## [EXERCISE DETAILS]
In the interview excerpt below, why do the big advisory platforms not put Patricia Lizarraga's ETF on their platforms?
+++ DOCUMENT TEXT
This is something that the ultra wealthy could always do, and the mass affluent could do increasingly. And now literally anyone can do it. You can go out and you can buy a range of ETFs or a range of products like direct indexing that will allow you to just invest in the things you want and crucially to not invest in the things you don't want. So whatever your personal environmental or social goals, it doesn't even have to be that way. You could be very pro something or very anti something, and you can make your portfolio look that way. So this would seem to be a real example of that.

Patricia Lizarraga:
Yes, and this is a trend, but it's not big enough yet. The mass of investments in the United States is managed by advisors and on the big platforms, so they won't let an ETF like ours on their platform until we're already big. So the Morgan Stanleys of the world, the Merrill Lynch's of the world, the JPMorgans of the world, I love everything they do, and actually, they're quite supportive of what we're doing, but they can't put us on the platform because we're not big enough because we don't pass certain criteria, which I understand, but it's kind of a vicious circle in that way.

Chana Schoenberger:
How big would you have to get?
++++++
+++ RAW RECORDS
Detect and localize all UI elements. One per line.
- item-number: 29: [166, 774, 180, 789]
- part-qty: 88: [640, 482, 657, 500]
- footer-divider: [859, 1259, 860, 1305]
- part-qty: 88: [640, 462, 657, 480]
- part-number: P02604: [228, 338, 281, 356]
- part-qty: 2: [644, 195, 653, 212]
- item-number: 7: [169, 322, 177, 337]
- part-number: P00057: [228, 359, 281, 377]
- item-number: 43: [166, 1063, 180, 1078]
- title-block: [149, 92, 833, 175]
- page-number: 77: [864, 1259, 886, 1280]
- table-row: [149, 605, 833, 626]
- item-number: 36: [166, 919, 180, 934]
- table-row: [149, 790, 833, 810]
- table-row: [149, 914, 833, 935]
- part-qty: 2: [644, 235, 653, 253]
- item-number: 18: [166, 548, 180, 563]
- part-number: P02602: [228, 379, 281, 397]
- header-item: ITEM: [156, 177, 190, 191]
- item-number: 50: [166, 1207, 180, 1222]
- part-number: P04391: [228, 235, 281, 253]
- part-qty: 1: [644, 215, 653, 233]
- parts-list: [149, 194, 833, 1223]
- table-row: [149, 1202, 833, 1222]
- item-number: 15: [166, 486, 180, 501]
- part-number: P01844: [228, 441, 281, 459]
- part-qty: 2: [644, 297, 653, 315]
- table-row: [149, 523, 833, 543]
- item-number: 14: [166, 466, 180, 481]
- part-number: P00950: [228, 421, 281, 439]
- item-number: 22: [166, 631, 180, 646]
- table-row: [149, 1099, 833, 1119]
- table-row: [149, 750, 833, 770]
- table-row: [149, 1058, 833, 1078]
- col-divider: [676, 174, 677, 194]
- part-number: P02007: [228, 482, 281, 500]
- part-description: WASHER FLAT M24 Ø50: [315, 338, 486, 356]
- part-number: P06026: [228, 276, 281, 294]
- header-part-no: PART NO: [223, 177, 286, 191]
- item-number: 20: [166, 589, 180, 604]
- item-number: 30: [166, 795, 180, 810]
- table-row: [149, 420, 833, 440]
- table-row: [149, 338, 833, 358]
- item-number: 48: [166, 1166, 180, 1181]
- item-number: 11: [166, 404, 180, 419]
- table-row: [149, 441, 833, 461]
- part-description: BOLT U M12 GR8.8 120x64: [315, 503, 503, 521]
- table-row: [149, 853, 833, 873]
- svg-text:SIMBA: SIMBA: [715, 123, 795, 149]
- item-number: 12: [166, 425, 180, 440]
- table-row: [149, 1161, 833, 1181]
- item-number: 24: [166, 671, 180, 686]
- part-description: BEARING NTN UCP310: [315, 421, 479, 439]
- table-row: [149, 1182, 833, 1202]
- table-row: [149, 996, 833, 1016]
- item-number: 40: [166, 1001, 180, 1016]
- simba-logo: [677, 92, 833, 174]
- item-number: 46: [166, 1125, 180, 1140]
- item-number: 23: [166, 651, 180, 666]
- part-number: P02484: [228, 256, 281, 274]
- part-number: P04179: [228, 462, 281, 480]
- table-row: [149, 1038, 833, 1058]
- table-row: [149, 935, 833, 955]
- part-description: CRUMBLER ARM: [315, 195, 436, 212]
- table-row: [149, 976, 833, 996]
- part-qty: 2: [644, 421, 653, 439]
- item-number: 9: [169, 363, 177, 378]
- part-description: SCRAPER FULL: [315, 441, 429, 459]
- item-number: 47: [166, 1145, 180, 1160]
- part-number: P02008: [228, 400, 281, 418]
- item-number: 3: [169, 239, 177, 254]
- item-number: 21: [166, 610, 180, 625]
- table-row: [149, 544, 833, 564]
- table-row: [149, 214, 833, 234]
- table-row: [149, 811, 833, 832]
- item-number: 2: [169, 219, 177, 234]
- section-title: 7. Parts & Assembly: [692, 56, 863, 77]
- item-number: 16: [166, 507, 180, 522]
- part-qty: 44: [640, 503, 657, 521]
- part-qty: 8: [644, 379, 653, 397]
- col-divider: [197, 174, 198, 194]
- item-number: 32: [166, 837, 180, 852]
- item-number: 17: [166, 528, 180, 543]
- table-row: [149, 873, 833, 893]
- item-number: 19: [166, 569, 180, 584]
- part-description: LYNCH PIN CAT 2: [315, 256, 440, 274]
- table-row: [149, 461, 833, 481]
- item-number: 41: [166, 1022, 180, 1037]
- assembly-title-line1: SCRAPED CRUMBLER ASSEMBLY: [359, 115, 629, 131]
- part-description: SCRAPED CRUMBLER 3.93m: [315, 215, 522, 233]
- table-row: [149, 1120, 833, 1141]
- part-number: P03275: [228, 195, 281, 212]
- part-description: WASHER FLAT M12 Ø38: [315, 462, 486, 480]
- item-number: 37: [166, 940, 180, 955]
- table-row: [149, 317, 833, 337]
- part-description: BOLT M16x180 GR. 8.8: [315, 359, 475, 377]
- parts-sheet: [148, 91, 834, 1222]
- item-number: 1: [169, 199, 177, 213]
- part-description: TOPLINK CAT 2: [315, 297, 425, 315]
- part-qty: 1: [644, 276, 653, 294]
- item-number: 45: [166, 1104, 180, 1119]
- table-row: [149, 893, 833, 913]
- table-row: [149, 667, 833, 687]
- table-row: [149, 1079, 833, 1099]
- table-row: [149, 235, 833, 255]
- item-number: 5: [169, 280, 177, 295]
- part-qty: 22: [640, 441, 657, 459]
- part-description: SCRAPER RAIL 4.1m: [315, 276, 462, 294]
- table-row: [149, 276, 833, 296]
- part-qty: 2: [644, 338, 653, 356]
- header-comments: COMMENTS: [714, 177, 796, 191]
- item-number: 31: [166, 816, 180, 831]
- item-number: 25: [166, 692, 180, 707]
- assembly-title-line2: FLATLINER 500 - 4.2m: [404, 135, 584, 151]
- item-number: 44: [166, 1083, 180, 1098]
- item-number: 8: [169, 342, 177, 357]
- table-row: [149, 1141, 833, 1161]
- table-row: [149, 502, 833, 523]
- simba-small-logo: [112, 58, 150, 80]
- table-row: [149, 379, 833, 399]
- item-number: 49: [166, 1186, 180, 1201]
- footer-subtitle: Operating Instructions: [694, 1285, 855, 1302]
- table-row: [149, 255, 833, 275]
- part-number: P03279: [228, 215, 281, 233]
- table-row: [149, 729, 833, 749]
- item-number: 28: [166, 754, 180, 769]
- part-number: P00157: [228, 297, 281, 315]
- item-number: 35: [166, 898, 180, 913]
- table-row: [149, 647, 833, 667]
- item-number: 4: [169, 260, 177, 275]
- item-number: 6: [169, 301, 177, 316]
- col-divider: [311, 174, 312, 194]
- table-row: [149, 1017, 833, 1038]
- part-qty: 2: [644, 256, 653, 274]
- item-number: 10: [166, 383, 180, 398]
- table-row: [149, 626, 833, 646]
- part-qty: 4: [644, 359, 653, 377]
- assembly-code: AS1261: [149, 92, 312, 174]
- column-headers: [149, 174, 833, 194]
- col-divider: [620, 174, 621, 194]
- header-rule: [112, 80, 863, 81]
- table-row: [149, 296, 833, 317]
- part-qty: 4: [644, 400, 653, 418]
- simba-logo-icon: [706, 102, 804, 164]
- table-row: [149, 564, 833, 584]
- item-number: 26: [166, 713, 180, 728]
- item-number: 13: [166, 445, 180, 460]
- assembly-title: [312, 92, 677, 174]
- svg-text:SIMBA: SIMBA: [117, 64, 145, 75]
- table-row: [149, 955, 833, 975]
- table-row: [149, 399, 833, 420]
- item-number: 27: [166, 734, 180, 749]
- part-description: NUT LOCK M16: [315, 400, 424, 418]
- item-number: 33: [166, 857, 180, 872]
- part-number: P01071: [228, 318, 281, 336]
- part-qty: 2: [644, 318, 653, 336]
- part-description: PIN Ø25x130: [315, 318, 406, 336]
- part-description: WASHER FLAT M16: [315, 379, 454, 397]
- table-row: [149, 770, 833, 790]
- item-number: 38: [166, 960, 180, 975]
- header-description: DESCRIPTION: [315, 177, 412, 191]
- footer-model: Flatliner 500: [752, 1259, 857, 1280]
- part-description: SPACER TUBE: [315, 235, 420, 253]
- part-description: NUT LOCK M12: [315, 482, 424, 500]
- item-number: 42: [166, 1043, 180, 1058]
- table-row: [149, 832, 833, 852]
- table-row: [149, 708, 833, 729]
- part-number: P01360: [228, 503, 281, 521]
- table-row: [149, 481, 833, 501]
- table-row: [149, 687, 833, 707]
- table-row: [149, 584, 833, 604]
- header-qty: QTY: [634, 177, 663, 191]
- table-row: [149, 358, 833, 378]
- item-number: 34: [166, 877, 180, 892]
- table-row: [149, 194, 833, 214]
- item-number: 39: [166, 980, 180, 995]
++++++
## [EXPECTED ANSWER]
Her ETF is not big enough yet and does not pass certain criteria.